Description of the task
How many lines in these records hold the string "getIntelligentRecommend"? State only that number.

Dataset rows:
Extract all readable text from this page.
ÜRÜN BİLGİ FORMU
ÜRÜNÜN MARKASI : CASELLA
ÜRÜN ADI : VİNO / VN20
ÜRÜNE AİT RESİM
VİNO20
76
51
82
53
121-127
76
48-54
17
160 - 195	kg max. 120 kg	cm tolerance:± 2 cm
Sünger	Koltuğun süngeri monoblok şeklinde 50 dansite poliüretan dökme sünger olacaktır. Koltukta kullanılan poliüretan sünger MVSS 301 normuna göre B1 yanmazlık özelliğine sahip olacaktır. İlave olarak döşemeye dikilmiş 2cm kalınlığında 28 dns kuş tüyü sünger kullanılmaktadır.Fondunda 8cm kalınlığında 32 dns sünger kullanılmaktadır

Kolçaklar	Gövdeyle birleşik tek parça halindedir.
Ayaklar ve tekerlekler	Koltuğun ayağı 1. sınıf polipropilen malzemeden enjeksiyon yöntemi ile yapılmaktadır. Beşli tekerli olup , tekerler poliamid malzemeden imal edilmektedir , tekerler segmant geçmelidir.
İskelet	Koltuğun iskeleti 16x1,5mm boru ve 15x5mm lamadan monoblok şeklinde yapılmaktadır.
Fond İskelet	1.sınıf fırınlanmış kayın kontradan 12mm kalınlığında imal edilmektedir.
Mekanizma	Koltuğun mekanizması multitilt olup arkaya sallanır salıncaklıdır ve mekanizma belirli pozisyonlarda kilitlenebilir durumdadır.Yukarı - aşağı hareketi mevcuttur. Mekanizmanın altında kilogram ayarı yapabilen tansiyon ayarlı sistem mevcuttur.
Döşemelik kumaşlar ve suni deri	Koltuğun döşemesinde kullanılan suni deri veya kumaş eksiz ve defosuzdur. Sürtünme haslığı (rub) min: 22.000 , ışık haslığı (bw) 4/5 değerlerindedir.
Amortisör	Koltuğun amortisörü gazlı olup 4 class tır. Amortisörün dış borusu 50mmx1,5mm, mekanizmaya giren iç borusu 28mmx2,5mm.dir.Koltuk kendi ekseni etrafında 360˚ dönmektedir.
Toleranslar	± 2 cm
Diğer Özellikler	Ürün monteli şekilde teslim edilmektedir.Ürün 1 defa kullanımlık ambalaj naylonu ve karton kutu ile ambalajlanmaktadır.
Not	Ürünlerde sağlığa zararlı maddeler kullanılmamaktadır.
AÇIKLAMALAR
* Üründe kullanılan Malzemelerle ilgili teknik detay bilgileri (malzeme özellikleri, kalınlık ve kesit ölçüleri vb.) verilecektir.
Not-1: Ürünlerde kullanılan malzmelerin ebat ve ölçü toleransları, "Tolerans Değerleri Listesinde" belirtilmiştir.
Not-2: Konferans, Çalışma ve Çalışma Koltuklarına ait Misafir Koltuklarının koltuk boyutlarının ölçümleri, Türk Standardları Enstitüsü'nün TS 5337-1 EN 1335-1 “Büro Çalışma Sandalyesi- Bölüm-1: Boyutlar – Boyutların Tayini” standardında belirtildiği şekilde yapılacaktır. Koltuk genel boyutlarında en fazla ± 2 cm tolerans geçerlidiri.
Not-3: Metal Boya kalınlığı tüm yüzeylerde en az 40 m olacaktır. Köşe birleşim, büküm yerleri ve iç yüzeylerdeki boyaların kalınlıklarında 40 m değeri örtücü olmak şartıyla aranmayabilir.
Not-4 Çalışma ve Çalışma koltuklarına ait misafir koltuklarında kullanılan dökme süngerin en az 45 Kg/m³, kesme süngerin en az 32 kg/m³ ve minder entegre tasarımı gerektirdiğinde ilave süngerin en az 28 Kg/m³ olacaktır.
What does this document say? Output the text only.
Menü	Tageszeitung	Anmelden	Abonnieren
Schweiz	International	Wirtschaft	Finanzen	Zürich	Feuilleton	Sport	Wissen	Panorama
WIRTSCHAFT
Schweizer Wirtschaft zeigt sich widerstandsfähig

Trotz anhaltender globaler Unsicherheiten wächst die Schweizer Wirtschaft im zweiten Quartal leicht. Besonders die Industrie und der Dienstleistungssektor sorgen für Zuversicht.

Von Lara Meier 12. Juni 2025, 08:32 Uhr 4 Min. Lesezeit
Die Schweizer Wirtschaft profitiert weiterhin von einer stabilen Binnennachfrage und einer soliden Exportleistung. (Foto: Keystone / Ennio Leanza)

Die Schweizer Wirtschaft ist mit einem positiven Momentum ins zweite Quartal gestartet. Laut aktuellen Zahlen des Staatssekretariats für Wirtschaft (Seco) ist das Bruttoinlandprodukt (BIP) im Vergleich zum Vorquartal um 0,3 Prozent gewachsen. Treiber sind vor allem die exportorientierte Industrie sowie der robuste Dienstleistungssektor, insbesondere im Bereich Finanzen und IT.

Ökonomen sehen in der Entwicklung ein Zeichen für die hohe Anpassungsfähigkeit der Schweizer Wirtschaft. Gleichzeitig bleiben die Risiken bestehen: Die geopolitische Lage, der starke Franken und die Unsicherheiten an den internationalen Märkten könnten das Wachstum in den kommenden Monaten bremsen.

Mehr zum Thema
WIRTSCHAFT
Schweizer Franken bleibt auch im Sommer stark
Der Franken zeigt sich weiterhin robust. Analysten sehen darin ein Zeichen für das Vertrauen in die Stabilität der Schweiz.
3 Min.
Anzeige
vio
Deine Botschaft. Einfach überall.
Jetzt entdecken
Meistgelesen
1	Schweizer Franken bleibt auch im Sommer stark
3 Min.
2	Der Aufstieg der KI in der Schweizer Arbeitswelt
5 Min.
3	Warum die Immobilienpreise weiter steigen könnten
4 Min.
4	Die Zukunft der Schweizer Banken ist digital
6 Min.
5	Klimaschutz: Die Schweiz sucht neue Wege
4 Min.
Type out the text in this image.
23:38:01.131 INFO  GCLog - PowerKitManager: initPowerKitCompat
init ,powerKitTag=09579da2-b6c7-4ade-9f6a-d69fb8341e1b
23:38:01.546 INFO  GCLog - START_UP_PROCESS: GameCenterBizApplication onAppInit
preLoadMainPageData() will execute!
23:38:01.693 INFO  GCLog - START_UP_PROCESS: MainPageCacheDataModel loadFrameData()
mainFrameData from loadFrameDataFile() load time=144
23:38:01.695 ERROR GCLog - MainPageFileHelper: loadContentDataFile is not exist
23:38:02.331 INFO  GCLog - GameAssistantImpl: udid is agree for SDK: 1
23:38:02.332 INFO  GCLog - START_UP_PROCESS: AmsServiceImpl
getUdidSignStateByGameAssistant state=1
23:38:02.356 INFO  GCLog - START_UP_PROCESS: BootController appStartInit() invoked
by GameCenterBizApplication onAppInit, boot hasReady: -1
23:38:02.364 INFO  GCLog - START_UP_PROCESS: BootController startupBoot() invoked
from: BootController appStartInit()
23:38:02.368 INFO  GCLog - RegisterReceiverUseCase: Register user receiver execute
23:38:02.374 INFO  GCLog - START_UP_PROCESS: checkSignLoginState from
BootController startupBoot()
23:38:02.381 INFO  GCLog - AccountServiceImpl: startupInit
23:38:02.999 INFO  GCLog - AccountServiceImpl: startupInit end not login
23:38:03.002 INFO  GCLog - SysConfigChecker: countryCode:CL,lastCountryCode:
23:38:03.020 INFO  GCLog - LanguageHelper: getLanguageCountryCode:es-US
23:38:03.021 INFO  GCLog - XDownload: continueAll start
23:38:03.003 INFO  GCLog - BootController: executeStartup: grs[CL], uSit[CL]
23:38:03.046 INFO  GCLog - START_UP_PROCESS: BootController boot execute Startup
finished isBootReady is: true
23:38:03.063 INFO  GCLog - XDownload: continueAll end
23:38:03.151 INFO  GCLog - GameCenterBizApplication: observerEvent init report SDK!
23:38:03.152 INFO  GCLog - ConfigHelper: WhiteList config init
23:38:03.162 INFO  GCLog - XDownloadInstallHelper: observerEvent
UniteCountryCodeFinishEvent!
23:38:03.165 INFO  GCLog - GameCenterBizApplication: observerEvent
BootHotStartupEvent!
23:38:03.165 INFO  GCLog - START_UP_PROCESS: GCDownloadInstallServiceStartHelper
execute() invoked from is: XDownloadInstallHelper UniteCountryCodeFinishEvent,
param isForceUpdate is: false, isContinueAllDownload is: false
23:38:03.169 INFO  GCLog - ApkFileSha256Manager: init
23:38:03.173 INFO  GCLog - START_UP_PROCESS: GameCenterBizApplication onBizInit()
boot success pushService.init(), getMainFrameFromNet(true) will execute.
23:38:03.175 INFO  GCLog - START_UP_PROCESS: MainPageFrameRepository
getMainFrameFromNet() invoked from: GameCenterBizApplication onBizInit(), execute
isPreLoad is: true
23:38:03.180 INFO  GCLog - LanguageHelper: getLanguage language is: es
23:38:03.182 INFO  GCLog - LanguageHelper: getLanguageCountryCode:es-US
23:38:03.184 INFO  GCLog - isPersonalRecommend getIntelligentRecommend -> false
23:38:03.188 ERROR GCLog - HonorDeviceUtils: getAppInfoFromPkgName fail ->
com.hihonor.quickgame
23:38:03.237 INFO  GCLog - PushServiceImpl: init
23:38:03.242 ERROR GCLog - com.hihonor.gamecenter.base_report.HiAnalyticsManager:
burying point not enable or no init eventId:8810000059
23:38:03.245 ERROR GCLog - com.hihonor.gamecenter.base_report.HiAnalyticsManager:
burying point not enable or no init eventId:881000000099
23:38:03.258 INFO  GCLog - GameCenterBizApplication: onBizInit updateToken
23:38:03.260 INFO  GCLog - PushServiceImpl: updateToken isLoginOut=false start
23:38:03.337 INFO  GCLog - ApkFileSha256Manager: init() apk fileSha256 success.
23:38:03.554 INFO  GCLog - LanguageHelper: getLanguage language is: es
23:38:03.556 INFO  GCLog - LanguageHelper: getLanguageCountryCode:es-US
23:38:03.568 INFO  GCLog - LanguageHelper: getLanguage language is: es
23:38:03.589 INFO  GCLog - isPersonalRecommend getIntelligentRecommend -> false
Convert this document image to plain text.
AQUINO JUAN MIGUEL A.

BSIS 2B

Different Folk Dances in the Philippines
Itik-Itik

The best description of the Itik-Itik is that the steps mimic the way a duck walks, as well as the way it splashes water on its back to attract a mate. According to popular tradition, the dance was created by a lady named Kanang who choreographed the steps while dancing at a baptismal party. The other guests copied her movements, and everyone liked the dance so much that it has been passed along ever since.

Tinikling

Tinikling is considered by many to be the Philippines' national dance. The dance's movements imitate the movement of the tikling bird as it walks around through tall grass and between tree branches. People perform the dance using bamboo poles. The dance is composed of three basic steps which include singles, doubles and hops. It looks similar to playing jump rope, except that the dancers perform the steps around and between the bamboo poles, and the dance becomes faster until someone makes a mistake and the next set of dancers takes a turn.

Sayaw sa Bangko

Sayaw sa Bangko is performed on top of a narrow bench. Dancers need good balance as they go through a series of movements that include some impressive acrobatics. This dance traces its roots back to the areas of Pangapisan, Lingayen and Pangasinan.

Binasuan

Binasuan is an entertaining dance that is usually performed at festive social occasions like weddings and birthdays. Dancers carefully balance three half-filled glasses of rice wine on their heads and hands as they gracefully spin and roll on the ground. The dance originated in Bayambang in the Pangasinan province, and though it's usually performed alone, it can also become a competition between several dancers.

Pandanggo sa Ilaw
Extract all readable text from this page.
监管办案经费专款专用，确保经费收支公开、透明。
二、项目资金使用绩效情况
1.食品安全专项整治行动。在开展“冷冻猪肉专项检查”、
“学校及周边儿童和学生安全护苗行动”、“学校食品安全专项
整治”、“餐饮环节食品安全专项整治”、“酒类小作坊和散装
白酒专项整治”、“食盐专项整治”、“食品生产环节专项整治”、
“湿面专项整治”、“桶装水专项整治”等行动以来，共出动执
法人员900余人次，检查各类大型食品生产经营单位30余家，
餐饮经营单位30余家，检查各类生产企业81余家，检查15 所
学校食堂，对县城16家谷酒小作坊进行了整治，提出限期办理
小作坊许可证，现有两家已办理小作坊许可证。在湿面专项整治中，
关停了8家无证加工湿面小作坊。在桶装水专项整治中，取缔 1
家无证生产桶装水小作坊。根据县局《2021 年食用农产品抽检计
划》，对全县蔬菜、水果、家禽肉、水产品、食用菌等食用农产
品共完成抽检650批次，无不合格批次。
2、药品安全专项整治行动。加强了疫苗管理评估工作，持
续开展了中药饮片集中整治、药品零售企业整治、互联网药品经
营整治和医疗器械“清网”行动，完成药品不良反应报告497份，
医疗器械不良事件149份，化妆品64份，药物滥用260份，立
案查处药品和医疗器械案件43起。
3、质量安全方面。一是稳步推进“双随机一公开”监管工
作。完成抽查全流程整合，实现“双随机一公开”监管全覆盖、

Exercise result
2